[Recorded data]
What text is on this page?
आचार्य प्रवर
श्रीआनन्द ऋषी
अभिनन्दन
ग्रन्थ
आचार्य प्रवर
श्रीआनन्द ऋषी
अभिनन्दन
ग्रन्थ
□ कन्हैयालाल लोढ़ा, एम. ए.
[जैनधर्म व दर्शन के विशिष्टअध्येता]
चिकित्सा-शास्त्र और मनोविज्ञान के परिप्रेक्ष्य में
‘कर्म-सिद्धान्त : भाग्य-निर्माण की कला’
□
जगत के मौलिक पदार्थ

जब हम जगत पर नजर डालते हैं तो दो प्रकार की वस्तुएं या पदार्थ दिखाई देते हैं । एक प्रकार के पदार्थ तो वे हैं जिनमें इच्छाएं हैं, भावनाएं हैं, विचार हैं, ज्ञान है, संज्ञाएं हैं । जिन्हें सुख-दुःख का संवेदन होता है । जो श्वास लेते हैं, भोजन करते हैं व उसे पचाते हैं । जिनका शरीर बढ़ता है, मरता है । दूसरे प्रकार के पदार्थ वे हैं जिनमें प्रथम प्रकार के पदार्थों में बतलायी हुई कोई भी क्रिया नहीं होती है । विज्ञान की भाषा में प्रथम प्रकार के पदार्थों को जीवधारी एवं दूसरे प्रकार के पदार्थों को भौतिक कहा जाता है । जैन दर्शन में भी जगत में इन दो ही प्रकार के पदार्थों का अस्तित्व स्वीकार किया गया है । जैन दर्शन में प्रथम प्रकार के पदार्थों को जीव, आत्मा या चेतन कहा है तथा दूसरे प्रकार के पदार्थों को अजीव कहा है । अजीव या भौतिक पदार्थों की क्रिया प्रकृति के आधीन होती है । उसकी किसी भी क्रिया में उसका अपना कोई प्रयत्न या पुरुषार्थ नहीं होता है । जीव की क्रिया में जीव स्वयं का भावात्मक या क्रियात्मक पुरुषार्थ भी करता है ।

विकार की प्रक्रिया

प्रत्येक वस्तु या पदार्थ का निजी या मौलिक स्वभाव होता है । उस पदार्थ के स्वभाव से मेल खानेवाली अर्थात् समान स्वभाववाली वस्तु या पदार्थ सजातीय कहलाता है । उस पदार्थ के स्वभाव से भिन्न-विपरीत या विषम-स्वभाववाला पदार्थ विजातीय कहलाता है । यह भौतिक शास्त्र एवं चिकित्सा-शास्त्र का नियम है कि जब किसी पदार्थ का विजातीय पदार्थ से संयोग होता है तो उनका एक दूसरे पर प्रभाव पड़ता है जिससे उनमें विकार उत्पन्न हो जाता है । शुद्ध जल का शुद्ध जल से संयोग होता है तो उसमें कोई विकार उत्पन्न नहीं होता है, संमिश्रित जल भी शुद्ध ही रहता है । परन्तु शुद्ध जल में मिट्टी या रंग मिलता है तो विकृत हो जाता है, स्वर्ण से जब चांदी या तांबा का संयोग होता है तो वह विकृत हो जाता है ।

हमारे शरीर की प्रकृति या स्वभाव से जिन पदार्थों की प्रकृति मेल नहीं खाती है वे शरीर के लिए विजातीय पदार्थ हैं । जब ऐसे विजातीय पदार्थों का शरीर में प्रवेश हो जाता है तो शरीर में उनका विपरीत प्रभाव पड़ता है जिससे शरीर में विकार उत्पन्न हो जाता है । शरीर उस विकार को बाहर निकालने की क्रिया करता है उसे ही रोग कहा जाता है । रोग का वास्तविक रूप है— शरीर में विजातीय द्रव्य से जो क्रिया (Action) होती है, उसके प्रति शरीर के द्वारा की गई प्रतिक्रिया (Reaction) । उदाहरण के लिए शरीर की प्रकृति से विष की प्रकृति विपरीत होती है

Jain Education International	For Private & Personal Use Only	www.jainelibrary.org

▶ [Work required]: Exactly reproduce every record.

▶ [Task result]:
What text is on this page?
आचार्य प्रवर
श्रीआनन्द ऋषी
अभिनन्दन
ग्रन्थ
आचार्य प्रवर
श्रीआनन्द ऋषी
अभिनन्दन
ग्रन्थ
□ कन्हैयालाल लोढ़ा, एम. ए.
[जैनधर्म व दर्शन के विशिष्टअध्येता]
चिकित्सा-शास्त्र और मनोविज्ञान के परिप्रेक्ष्य में
‘कर्म-सिद्धान्त : भाग्य-निर्माण की कला’
□
जगत के मौलिक पदार्थ

जब हम जगत पर नजर डालते हैं तो दो प्रकार की वस्तुएं या पदार्थ दिखाई देते हैं । एक प्रकार के पदार्थ तो वे हैं जिनमें इच्छाएं हैं, भावनाएं हैं, विचार हैं, ज्ञान है, संज्ञाएं हैं । जिन्हें सुख-दुःख का संवेदन होता है । जो श्वास लेते हैं, भोजन करते हैं व उसे पचाते हैं । जिनका शरीर बढ़ता है, मरता है । दूसरे प्रकार के पदार्थ वे हैं जिनमें प्रथम प्रकार के पदार्थों में बतलायी हुई कोई भी क्रिया नहीं होती है । विज्ञान की भाषा में प्रथम प्रकार के पदार्थों को जीवधारी एवं दूसरे प्रकार के पदार्थों को भौतिक कहा जाता है । जैन दर्शन में भी जगत में इन दो ही प्रकार के पदार्थों का अस्तित्व स्वीकार किया गया है । जैन दर्शन में प्रथम प्रकार के पदार्थों को जीव, आत्मा या चेतन कहा है तथा दूसरे प्रकार के पदार्थों को अजीव कहा है । अजीव या भौतिक पदार्थों की क्रिया प्रकृति के आधीन होती है । उसकी किसी भी क्रिया में उसका अपना कोई प्रयत्न या पुरुषार्थ नहीं होता है । जीव की क्रिया में जीव स्वयं का भावात्मक या क्रियात्मक पुरुषार्थ भी करता है ।

विकार की प्रक्रिया

प्रत्येक वस्तु या पदार्थ का निजी या मौलिक स्वभाव होता है । उस पदार्थ के स्वभाव से मेल खानेवाली अर्थात् समान स्वभाववाली वस्तु या पदार्थ सजातीय कहलाता है । उस पदार्थ के स्वभाव से भिन्न-विपरीत या विषम-स्वभाववाला पदार्थ विजातीय कहलाता है । यह भौतिक शास्त्र एवं चिकित्सा-शास्त्र का नियम है कि जब किसी पदार्थ का विजातीय पदार्थ से संयोग होता है तो उनका एक दूसरे पर प्रभाव पड़ता है जिससे उनमें विकार उत्पन्न हो जाता है । शुद्ध जल का शुद्ध जल से संयोग होता है तो उसमें कोई विकार उत्पन्न नहीं होता है, संमिश्रित जल भी शुद्ध ही रहता है । परन्तु शुद्ध जल में मिट्टी या रंग मिलता है तो विकृत हो जाता है, स्वर्ण से जब चांदी या तांबा का संयोग होता है तो वह विकृत हो जाता है ।

हमारे शरीर की प्रकृति या स्वभाव से जिन पदार्थों की प्रकृति मेल नहीं खाती है वे शरीर के लिए विजातीय पदार्थ हैं । जब ऐसे विजातीय पदार्थों का शरीर में प्रवेश हो जाता है तो शरीर में उनका विपरीत प्रभाव पड़ता है जिससे शरीर में विकार उत्पन्न हो जाता है । शरीर उस विकार को बाहर निकालने की क्रिया करता है उसे ही रोग कहा जाता है । रोग का वास्तविक रूप है— शरीर में विजातीय द्रव्य से जो क्रिया (Action) होती है, उसके प्रति शरीर के द्वारा की गई प्रतिक्रिया (Reaction) । उदाहरण के लिए शरीर की प्रकृति से विष की प्रकृति विपरीत होती है

Jain Education International	For Private & Personal Use Only	www.jainelibrary.org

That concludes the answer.